start DOCUMENT

Transforming Addictions

Fresh Thinking, Inspiration, and Vision on the Process of Spiritual Transformation

I would like to explore something of our nature and our capacity to love, and very particularly our capacity to open up, and our capacity to yield to something. In opening up, we are transformed. In some way we will serve what we open to, whatever it is. It may be a job, it may be a person, it may be a mission, it may be a drug. But whatever it is, if we open to it, we serve it and we are transformed by it.  
There is only one way I know of getting around our innate capacity and compulsion to open up to something and serve it. It’s not a very good alternative, because it is to die. As long as we have breath, we will be opening ourselves to something.  

This brings up a topic around which there’s a huge amount of shame—addiction—because addiction is a way of opening up. And by definition, it’s an unhealthy way to open up to something. There are some things that people become addicted to that, under almost any circumstances that I could think of, are not healthy. I don’t know of any circumstance where it’s a good idea to open yourself to heroin, for instance. But there are other things where it gets a lot more complicated. People become addicted to substances or activities that, in right balance in a person’s life, are wonderful. How about being addicted to food? It’s not that we shouldn’t eat. But we can form an unhealthy relationship with food. We can open ourselves to food in an imbalanced way that leads to an imbalance in us. We are transformed by what we love, and when our relationship with food is out of balance, the results are not good!  

It is trickier becoming addicted to something like food that is essentially healthy. There are many things like that. For instance, a person can become addicted to work. Work should be a generative part of a person’s life. But when a person gives themselves to their work in an imbalanced way, it is a cruel master. And of course, that kind of imbalance and addiction can lead to other kinds of imbalances and addictions, like substance abuse.  

So there are things like food and work and sex, and you could imagine many things that people become addicted to that aren’t inherently wrong or bad, but they become somehow wrong or bad for a person if they have an addictive relationship with that part of their life.  

It’s hard to talk about something like this without shame coming up. Think of an area of your life in which you have an unhealthy relationship with whatever it is. It’s hard to think about that without feeling some shame. A few weeks ago, before Christmas, I looked in the mirror and felt some of that, knowing that for the last twenty years of my life, slowly but surely, pound by pound, my relationship with food was showing itself to be something that wasn’t entirely healthy. There is a reason to feel shame, I suppose. But I notice that the shame people feel around addiction usually makes it harder, rather than easier, to deal with the issue. The mixture of emotion can make the person feel more depressed, more like they need some kind of upliftment, and they think “I’ll go eat something!” or take whatever the drug of choice may be.

end DOCUMENT
start MATERIAL

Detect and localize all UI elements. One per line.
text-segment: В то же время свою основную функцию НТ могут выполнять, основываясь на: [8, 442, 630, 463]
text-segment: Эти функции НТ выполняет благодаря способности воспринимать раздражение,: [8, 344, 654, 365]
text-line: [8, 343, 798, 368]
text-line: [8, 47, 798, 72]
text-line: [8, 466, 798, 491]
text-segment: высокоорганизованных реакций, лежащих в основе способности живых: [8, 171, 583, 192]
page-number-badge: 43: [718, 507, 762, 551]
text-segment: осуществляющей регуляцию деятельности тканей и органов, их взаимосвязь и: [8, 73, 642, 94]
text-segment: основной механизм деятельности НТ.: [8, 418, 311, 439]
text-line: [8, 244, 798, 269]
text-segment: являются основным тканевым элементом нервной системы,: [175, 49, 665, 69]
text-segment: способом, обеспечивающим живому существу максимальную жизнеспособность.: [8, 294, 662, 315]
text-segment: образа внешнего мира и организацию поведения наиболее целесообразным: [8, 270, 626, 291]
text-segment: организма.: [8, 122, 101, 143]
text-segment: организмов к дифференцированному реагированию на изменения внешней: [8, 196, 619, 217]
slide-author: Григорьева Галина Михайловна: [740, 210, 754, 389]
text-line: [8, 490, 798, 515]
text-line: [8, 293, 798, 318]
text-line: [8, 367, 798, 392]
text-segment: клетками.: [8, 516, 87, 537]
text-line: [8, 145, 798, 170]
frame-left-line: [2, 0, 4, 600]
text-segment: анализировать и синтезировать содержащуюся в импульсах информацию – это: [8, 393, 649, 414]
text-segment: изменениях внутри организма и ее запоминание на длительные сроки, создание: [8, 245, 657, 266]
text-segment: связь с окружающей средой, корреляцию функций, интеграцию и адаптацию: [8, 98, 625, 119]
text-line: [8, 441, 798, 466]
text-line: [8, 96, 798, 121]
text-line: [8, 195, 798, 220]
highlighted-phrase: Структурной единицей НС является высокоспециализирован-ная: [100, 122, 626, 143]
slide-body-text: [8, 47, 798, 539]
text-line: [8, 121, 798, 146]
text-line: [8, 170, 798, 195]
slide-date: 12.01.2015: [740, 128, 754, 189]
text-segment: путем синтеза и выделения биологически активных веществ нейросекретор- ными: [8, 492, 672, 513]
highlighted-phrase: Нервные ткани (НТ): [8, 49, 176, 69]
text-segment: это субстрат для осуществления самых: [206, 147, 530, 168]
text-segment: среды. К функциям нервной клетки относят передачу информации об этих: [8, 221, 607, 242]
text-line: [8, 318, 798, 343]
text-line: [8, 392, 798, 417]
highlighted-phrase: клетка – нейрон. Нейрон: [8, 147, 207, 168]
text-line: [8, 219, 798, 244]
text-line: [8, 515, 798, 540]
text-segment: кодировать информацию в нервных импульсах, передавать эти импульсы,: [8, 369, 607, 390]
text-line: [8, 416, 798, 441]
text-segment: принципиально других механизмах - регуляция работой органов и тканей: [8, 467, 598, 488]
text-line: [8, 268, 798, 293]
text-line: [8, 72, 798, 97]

end MATERIAL

→ **SHORT EXERCISE**
Continue the piece on addiction and spiritual transformation, picking up after its final sentence.

→ **WRITTEN ANSWER**
Yesterday I took a walk with friends on the Fern Lake Trail in Rocky Mountain National Park, along the Big Thompson River. It was snowy and you could walk out on the ice and hear the gurgling water underneath. What a beautiful place to go! It is not a usual topic of conversation for me, but somehow we got on the topic of alcoholic beverages. We were talking about our favorite wines, and our favorite liquors and how we like to mix them together. It seemed like the whole way back we were talking about alcohol. It reminds me of many years ago as a teenager, when I was smoking pot. We would talk for hours about the best kind of pot and how it made us feel.  

Yesterday, as we got in the car and drove back through Estes Park, I was looking for the nearest pub! It is interesting how, if you start to open yourself to something and start thinking about it, you tend to attract the object of your desire or find yourself attracted to it. Hopefully we have sufficient restraint so we don’t go headlong into an addiction. But maybe we do, in some way. At some time along the way, we may wonder “Is this an addiction or is this okay?” Or we may come to a place of believing that we just can’t stop ourselves. Once you open to something, it does control you to that degree. It changes you.  
In the wedding service last Sunday I said that love changes us. That is certainly true in a marriage. But love of anything changes us, not just love of a person, or love of love itself. Any kind of love changes us. The object of our love is control. What we may have forgotten is that we made that initial choice to pay attention to whatever it is. We didn’t have to be talking about alcoholic beverages all the way down on the Fern Lake Trail. That was a choice. But having thought about it, the object of a person’s attention starts to become part of their life.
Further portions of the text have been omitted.